QUOTED PASSAGE:
Let's say I want to model a Fruit Shop in Typescript: I have a union type of string literals:
type Fruit = "apple" | "banana" | "cherry"
I have a fruit shop with a price list and stock register:
interface FruitShop1 {
priceList: {
apple: number,
banana: number,
cherry: number
}
stock: {
apple: number,
banana: number,
cherry: number
}
}
Since I will want to add lots of fruit later and I don't want to duplicate the properties manually on the priceList
and stock
properties, so I modified the FruitShop1
interface to use a mapped types based off Fruit
:
interface FruitShop2 {
priceList: { [fruit in Fruit]: number }
stock: { [fruit in Fruit]: number }
}
I create my class implemeting FruitShop
:
class FruitShopImpl implements FruitShop2 {
priceList: { apple: number; banana: number; cherry: number; };
stock: { apple: number; banana: number; cherry: number; };
}
However, I need to initialize pricelist
and stock
. How do I do this?
What I'd like is for every property in priceList
be initialized to 1 and every property in stock
to be initialized to 0.
I've tried interating over every property in a constructor, but this produces errors I think because priceList
isn't initialized so it has no properties to iterate over. This feels like a chicken-and-egg catch-22 problem. Is there a solution, without manually initializing each property individually?
I've gone for a similar solution as suggested by @soffyo, but instead of using an array I'm using an enum backed by enums. Here's my code:
enum Fruits {
Apple = "apple",
Banana = "banana",
Cherry = "cherry"
}
interface IFruitShop {
prices: { [fruit in Fruits]: number }
stock: { [fruit in Fruits]: number }
}
class FruitShop implements IFruitShop {
prices: IFruitShop['prices'];
stock: IFruitShop['stock'];
constructor() {
this.prices = {} as { [fruit in Fruits]: number };
this.stock = {} as { [fruit in Fruits]: number };
Object.keys(Fruits).forEach(f => {
this.prices[f as Fruits] = 1;
this.stock[f as Fruits] = 0;
});
}
}
I think string enum could be an advantage for me in my actual project.

YOUR TASK: Please copy the passage of the TypeScript fruit shop post starting with "I've tried interating" and going on through "each property individually?". The records have nothing to do with any of this.

INFORMATION PROVIDED:
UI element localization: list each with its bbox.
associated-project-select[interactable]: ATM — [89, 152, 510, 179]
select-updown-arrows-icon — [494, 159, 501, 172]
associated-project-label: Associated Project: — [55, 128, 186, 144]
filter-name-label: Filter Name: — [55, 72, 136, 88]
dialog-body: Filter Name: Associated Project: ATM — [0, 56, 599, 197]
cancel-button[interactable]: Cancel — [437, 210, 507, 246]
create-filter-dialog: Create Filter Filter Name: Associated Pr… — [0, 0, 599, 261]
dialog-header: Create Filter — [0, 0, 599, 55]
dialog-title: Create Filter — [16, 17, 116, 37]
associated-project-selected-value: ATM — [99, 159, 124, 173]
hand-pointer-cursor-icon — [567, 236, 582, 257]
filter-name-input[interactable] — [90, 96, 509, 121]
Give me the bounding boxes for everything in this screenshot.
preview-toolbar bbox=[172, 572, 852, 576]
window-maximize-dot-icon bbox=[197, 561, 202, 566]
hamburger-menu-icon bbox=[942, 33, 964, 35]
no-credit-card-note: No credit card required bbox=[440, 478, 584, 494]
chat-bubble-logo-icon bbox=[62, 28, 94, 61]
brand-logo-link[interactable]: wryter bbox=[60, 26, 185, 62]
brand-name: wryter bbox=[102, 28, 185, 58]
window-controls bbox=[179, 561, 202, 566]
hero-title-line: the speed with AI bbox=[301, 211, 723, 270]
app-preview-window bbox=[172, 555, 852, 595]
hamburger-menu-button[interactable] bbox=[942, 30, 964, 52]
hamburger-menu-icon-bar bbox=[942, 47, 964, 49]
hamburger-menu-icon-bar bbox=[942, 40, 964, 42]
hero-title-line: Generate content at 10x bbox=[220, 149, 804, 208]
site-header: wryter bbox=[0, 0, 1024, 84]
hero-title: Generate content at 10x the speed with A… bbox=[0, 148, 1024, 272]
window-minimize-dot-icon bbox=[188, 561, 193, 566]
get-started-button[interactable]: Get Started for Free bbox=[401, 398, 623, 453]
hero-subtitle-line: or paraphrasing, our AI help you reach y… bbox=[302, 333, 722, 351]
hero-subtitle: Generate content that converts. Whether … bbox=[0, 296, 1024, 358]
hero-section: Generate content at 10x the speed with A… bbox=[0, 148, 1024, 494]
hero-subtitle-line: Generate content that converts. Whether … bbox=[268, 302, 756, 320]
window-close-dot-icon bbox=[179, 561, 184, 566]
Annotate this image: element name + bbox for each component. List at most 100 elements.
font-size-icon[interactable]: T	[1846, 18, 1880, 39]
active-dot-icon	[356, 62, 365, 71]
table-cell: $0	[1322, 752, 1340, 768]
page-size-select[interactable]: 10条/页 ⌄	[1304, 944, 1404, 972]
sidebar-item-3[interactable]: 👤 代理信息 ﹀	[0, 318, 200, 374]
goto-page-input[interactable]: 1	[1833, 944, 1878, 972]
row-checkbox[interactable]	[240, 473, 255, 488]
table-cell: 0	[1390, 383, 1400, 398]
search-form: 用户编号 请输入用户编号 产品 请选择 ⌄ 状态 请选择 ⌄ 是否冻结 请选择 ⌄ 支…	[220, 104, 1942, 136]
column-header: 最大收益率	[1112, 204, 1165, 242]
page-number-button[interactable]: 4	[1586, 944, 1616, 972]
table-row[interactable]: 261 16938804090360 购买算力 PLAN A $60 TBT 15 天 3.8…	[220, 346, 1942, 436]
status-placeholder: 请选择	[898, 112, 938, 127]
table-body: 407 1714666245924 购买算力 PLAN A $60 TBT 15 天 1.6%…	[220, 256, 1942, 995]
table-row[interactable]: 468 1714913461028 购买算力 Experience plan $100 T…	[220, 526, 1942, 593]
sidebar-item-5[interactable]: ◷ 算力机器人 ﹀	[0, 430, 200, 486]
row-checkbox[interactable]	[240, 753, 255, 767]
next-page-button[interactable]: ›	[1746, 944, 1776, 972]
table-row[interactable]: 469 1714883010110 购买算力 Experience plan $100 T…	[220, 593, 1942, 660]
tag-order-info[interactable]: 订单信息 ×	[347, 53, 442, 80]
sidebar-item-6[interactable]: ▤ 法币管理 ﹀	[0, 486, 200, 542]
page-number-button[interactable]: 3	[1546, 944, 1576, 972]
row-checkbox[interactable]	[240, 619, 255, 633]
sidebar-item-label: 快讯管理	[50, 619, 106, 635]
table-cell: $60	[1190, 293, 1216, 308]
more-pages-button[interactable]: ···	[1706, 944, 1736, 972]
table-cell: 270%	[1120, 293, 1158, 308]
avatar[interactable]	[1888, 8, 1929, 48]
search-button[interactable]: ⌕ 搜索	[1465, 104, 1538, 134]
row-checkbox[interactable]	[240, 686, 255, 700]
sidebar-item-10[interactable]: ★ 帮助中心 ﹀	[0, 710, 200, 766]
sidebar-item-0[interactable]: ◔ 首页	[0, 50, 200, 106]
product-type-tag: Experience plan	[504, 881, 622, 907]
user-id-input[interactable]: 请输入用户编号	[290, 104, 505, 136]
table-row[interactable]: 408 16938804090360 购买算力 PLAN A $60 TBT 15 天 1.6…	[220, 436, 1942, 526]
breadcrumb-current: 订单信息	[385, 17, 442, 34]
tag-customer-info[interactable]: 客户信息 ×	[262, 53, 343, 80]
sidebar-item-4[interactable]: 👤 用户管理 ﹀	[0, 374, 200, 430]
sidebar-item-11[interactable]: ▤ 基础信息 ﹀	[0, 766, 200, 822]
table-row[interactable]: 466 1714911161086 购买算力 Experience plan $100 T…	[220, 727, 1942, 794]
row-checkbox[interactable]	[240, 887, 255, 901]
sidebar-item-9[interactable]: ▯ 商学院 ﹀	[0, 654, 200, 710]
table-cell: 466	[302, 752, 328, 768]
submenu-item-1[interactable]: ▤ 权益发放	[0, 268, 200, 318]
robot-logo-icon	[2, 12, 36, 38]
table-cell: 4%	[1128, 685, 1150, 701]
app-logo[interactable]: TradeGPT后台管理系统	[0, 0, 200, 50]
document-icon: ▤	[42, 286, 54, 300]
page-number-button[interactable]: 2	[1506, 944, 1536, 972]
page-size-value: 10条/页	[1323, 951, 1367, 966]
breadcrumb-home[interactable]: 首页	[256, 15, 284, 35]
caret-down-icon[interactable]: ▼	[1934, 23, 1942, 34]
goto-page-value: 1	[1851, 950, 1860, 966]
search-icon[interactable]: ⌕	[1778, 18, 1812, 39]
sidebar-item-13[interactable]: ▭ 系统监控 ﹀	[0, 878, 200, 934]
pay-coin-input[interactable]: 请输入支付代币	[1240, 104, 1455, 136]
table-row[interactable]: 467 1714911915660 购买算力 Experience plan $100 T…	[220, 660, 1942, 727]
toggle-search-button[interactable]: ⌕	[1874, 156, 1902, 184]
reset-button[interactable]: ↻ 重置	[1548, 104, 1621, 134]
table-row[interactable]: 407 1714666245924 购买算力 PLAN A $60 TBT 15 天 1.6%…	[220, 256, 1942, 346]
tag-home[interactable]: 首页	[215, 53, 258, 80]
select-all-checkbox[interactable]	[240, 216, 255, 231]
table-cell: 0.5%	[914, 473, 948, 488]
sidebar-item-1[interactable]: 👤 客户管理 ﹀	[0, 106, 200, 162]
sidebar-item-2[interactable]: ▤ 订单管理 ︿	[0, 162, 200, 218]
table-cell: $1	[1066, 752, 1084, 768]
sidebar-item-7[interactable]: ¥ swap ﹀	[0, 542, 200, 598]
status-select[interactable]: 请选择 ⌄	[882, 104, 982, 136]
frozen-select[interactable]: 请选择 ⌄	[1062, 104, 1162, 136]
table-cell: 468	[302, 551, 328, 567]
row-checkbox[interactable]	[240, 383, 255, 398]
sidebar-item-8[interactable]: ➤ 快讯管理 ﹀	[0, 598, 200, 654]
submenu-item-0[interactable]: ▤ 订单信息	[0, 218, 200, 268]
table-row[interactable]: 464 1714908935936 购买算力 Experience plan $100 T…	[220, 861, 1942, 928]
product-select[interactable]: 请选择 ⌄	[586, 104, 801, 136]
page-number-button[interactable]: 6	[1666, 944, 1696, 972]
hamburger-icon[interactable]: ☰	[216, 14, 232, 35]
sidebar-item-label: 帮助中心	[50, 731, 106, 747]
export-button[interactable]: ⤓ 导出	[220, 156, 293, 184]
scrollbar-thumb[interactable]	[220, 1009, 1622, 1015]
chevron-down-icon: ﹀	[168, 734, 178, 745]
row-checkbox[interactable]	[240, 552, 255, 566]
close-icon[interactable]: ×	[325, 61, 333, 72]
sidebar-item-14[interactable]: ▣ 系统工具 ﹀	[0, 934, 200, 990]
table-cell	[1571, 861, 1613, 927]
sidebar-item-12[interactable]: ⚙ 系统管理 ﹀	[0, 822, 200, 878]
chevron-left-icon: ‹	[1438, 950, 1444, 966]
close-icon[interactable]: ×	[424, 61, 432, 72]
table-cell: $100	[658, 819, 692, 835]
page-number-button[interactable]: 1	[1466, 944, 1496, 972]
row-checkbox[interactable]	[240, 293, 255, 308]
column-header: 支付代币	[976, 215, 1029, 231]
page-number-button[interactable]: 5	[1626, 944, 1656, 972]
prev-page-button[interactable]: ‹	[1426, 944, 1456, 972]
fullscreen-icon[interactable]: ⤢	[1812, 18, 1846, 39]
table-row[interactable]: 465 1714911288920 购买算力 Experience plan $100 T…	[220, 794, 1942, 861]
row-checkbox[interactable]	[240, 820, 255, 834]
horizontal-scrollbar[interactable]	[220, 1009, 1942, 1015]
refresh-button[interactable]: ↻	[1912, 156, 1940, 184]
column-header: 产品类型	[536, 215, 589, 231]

RESULT:
I've tried interating over every property in a constructor, but this produces errors I think because priceList
isn't initialized so it has no properties to iterate over. This feels like a chicken-and-egg catch-22 problem. Is there a solution, without manually initializing each property individually?